Exercise -
In the entries below, count every line with the word "квадратных". Return only the count.

Entries supplied -
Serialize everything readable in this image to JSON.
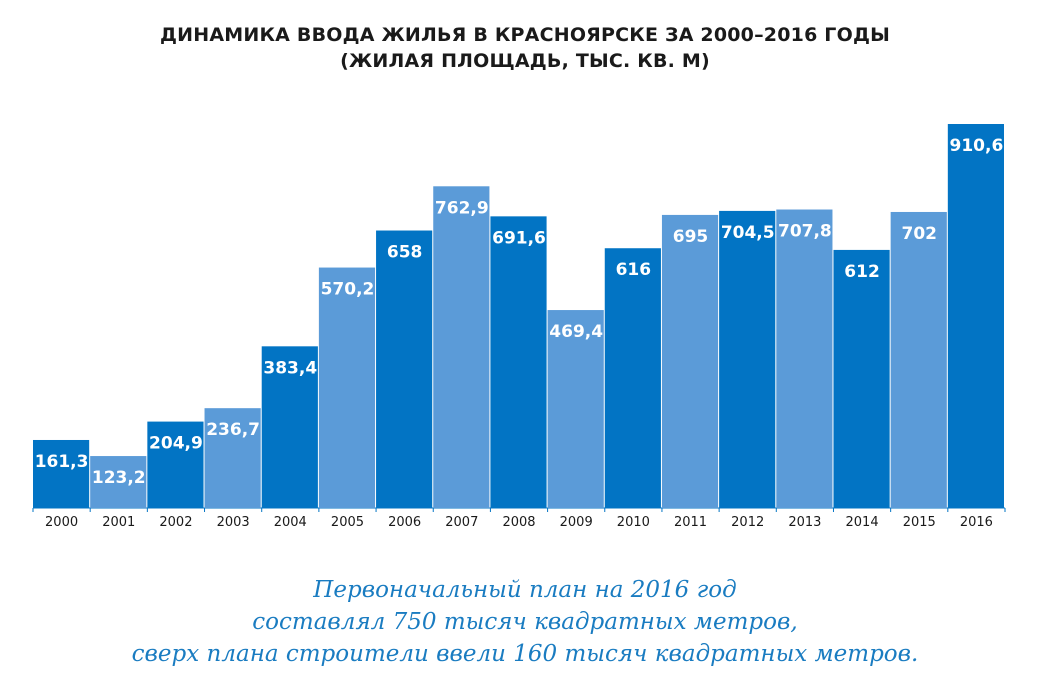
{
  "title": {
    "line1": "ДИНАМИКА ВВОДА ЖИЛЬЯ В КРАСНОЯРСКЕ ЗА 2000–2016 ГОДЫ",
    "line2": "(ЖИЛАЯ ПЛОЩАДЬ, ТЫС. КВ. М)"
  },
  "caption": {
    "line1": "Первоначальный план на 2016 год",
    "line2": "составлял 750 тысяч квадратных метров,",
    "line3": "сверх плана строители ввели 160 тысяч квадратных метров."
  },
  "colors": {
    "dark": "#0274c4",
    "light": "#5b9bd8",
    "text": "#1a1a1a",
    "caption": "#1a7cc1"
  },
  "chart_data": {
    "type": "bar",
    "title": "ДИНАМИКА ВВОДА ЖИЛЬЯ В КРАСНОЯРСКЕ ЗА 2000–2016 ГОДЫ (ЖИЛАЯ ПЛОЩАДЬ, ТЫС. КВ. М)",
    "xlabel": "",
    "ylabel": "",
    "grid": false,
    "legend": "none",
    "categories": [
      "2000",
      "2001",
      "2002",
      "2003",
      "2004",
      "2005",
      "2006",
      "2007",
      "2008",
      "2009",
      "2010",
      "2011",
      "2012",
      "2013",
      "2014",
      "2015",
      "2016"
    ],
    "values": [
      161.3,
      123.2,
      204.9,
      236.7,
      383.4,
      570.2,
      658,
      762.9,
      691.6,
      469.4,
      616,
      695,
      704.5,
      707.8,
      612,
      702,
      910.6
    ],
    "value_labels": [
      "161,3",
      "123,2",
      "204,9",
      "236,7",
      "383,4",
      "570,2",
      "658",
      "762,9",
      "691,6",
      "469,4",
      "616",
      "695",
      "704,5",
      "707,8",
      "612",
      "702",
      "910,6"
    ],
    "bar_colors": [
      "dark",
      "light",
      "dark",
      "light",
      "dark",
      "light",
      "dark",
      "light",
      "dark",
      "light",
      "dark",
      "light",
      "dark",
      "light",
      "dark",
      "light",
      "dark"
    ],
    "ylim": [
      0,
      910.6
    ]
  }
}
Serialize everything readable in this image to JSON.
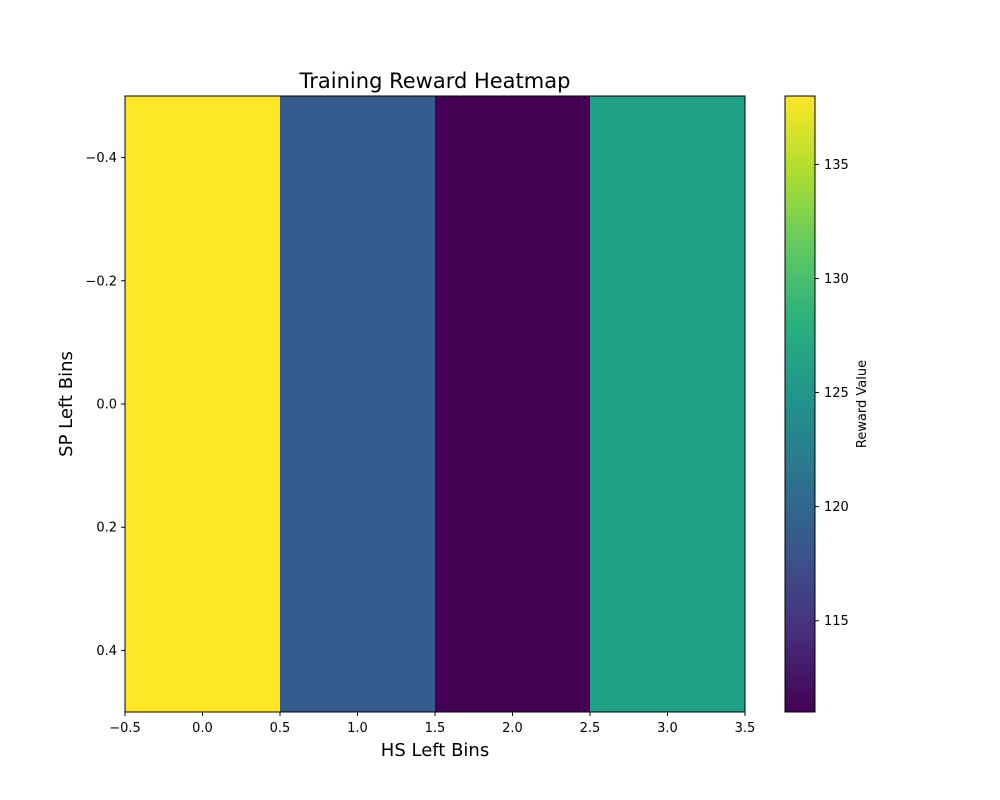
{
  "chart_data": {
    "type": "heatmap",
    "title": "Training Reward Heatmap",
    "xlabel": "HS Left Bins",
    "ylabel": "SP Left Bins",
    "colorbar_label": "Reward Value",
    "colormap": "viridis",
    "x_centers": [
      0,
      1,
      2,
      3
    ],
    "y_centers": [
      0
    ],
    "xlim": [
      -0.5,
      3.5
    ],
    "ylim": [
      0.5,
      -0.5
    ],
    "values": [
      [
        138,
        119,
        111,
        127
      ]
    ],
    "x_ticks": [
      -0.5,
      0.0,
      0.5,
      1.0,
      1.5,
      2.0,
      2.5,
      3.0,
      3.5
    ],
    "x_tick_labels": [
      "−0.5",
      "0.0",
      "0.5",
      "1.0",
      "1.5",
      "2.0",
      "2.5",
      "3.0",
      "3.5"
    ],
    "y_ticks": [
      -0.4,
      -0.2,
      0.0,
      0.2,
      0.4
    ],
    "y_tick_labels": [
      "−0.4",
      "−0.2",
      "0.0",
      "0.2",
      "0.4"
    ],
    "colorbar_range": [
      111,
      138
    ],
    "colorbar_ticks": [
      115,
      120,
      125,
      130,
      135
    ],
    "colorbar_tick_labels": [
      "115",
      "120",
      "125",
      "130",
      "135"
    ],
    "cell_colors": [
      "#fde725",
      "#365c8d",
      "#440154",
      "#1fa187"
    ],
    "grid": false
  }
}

Full answer -
2